◆ REQUEST ◆
Count how many lines of the data below contain the string "image"; the reply should be that number alone.
## BEGIN INPUT DATA
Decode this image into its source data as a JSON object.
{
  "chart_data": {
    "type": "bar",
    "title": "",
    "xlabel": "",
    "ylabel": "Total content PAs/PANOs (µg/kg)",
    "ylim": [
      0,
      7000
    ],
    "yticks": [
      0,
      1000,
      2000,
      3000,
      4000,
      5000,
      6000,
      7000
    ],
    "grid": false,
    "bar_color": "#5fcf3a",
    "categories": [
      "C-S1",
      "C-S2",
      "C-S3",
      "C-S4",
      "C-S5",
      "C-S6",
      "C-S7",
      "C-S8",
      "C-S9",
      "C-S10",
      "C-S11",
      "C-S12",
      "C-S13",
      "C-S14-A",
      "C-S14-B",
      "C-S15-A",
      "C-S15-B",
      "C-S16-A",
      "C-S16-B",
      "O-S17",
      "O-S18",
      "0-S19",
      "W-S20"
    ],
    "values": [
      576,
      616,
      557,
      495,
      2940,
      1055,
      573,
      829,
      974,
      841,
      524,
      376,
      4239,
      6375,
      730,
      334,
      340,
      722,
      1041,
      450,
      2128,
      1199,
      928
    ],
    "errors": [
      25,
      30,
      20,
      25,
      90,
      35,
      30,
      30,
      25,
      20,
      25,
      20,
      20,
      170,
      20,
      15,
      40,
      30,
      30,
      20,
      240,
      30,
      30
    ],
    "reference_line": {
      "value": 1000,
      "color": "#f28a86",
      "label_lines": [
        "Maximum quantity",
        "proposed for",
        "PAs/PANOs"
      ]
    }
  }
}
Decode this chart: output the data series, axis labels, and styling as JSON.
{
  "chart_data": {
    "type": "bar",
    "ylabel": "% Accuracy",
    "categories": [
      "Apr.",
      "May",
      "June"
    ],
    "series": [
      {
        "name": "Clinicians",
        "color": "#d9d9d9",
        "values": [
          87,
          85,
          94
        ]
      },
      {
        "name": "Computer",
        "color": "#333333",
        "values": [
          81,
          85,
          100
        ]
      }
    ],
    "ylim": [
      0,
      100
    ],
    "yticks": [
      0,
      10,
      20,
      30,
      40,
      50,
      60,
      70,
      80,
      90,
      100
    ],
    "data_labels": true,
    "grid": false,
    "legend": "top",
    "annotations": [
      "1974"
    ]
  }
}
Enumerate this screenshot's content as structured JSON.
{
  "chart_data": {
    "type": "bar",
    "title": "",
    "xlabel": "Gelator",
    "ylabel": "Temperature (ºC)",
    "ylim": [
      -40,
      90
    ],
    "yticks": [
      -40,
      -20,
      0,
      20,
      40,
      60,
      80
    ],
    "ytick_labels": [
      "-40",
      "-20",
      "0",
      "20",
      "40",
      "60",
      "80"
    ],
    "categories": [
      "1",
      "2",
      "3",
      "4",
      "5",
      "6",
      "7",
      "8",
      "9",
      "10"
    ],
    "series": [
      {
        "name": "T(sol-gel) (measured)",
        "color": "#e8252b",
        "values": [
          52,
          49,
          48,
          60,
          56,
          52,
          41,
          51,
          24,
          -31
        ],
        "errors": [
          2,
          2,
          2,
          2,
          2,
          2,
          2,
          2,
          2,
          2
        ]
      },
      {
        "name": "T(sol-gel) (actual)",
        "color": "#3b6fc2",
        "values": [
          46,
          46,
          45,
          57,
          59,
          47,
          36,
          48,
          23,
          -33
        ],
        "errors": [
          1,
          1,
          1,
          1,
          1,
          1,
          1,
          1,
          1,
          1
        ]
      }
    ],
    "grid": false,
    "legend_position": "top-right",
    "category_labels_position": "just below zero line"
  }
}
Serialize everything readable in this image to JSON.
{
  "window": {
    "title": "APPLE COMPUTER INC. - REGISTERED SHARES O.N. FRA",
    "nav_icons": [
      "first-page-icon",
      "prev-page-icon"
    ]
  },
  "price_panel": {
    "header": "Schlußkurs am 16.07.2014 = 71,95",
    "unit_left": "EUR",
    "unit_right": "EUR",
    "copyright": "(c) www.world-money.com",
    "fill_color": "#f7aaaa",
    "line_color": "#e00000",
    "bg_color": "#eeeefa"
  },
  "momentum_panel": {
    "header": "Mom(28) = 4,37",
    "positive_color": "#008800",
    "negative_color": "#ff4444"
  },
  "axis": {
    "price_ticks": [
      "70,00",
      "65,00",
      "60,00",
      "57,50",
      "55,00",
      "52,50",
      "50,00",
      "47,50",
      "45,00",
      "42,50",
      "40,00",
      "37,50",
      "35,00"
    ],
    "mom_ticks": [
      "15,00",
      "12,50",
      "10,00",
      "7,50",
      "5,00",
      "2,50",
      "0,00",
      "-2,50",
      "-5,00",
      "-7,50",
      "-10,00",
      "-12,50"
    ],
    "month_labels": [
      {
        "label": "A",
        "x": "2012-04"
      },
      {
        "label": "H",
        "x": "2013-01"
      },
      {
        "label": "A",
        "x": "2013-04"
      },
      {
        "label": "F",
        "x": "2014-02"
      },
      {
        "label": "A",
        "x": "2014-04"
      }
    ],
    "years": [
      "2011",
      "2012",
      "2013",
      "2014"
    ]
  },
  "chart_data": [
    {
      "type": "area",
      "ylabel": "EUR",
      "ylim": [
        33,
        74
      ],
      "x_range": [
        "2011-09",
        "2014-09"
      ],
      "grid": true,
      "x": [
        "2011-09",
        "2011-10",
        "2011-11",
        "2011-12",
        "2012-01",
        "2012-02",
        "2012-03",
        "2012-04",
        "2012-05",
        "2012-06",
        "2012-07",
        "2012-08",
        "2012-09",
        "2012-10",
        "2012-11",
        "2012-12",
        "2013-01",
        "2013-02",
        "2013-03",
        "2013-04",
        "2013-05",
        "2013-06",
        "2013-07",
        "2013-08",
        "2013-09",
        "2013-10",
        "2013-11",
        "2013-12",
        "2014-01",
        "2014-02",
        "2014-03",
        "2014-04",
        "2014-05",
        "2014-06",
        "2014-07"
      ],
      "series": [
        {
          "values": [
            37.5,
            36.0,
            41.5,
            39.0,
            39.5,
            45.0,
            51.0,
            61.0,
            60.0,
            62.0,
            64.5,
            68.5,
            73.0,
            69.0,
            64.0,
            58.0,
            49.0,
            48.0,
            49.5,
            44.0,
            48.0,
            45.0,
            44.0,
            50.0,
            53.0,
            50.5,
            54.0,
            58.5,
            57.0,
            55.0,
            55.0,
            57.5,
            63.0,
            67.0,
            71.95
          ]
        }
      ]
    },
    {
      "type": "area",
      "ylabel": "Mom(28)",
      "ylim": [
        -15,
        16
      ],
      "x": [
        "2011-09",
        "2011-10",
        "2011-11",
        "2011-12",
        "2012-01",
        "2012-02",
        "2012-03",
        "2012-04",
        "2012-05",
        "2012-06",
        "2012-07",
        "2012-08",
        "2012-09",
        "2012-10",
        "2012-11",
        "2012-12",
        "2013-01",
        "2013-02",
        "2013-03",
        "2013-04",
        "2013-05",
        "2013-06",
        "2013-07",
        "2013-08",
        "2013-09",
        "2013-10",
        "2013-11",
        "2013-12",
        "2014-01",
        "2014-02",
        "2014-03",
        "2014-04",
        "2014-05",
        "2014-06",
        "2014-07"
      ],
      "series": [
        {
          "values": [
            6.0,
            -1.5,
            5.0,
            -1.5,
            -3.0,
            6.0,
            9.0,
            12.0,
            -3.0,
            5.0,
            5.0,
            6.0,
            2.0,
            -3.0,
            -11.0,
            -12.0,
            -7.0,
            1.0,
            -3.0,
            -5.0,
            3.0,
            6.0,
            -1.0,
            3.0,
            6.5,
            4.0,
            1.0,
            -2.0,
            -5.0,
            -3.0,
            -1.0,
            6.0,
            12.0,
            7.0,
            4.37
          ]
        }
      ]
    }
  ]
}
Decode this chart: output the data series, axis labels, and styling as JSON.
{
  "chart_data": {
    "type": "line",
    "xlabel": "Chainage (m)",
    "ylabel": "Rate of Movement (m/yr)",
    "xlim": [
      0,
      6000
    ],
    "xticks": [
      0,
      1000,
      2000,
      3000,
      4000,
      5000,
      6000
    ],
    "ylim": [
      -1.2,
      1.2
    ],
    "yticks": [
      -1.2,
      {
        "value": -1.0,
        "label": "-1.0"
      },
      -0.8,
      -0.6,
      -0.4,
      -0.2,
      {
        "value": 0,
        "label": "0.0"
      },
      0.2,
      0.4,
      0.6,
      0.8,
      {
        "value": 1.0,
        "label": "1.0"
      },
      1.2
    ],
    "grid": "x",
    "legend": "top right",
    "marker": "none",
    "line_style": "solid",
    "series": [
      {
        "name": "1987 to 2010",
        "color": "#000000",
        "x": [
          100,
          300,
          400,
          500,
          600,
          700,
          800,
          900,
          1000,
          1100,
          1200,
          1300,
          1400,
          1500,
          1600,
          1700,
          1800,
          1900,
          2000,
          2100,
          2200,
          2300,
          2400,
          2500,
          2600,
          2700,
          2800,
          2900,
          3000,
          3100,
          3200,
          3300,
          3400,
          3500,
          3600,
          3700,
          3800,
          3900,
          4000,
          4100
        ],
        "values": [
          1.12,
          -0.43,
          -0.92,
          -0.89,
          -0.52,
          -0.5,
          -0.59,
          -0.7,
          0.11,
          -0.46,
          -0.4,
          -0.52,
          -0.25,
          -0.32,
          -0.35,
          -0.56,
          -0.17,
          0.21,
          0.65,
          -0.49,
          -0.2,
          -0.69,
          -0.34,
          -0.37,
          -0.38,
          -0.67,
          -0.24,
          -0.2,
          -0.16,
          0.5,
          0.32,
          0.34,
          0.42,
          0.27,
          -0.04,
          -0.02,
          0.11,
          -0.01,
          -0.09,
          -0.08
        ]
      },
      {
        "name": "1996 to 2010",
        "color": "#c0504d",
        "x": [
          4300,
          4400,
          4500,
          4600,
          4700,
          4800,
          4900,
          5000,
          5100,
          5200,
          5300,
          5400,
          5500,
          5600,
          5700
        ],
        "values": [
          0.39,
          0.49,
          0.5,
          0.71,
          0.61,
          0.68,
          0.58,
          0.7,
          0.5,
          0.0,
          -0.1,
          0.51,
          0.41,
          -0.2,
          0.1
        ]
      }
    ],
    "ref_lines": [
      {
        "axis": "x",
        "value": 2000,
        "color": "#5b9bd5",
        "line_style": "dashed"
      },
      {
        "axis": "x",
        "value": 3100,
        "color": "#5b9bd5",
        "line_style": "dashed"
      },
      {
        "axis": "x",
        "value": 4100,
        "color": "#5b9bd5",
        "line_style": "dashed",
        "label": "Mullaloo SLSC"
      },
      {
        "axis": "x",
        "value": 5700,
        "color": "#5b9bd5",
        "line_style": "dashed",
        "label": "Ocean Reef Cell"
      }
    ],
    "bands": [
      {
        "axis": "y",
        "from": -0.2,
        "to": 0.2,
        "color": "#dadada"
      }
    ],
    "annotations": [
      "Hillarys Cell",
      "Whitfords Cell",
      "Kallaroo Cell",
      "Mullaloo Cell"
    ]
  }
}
## END INPUT DATA
◆ WRITTEN SOLUTION ◆
2